Please determine how many lines of the material include the word "Civil", and respond with nothing but that number.

- Exercise material:
---*---
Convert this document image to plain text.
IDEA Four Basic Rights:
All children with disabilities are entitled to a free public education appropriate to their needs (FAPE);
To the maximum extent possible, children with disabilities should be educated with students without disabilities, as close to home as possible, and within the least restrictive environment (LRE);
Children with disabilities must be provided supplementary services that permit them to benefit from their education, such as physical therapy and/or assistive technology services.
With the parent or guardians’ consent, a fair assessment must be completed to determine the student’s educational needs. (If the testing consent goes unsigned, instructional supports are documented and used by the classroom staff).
---*---
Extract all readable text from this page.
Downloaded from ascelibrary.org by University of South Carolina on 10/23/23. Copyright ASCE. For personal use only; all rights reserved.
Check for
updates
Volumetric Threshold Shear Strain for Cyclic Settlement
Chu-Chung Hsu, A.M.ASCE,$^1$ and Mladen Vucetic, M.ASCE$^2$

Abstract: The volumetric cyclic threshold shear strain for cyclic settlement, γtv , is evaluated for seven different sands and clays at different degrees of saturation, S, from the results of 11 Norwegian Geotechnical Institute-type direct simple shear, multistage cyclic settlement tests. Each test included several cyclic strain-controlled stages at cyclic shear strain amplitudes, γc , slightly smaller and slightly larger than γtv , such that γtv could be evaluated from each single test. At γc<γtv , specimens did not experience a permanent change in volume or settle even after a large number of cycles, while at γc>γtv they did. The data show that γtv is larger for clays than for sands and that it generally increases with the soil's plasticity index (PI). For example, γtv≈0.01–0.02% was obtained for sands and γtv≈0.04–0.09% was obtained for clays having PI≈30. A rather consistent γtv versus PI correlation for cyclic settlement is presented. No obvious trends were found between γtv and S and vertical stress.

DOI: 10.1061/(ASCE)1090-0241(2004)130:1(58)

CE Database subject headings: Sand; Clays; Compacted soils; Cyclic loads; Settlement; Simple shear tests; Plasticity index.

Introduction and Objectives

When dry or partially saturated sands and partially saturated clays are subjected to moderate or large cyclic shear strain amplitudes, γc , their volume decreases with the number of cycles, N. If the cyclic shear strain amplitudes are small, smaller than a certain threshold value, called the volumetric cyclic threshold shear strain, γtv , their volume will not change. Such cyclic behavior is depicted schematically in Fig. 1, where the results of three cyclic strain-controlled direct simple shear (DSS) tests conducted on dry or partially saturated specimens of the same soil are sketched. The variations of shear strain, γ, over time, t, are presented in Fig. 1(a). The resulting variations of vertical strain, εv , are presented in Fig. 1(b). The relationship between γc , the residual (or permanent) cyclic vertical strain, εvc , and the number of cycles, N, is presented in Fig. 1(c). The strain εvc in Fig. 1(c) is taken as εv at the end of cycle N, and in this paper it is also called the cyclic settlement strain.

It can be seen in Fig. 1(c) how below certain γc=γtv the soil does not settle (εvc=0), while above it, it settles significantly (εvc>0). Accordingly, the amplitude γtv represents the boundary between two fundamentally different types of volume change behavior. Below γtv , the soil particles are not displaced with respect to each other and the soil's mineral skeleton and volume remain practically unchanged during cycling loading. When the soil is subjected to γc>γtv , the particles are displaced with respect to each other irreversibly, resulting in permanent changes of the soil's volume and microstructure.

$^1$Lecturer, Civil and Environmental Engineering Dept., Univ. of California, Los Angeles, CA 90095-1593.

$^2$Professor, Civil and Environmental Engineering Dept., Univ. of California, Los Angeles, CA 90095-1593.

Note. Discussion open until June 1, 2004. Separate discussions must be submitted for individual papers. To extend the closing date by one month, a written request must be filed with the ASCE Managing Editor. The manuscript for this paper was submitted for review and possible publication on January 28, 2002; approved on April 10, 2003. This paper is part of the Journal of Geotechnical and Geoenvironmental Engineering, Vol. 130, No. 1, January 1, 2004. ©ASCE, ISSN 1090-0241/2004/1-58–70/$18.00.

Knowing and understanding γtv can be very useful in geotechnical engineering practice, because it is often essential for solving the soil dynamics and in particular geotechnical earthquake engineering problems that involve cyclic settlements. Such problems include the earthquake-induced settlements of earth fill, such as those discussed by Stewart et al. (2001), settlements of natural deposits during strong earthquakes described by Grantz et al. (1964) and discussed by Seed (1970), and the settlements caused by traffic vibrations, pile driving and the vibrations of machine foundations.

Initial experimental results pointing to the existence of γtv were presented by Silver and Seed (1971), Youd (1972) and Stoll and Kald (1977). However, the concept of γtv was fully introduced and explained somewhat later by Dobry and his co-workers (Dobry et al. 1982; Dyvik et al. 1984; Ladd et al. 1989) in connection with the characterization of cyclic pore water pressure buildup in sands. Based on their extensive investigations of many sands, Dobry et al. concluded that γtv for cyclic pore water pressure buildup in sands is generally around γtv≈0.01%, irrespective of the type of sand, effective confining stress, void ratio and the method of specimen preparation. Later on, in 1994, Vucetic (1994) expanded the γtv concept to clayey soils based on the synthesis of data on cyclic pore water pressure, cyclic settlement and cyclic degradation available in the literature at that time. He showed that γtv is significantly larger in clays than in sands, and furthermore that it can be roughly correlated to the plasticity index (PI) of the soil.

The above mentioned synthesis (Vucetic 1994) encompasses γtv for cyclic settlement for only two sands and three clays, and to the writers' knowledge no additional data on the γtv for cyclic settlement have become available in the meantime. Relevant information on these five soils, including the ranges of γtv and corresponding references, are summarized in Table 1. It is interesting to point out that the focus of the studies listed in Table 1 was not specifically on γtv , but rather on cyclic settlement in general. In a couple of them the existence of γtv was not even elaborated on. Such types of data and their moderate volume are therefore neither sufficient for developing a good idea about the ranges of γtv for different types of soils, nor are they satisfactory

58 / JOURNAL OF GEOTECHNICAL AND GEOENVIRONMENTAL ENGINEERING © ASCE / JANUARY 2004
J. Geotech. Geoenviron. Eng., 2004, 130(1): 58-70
---*---
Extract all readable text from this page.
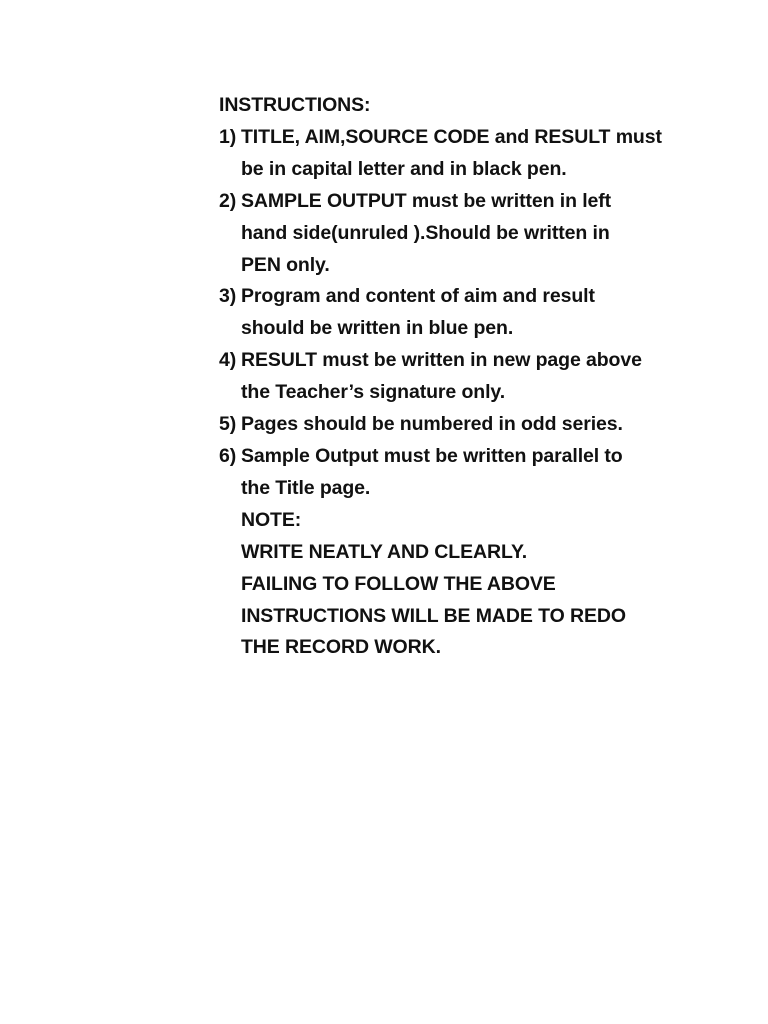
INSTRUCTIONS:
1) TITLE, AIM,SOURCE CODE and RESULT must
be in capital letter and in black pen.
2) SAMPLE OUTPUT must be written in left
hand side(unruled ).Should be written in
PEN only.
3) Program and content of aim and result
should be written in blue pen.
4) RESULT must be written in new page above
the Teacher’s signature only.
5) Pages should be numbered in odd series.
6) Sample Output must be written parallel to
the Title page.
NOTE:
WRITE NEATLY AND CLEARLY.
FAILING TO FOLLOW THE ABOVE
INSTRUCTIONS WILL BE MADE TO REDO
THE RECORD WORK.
---*---
- Solution to the problem:
2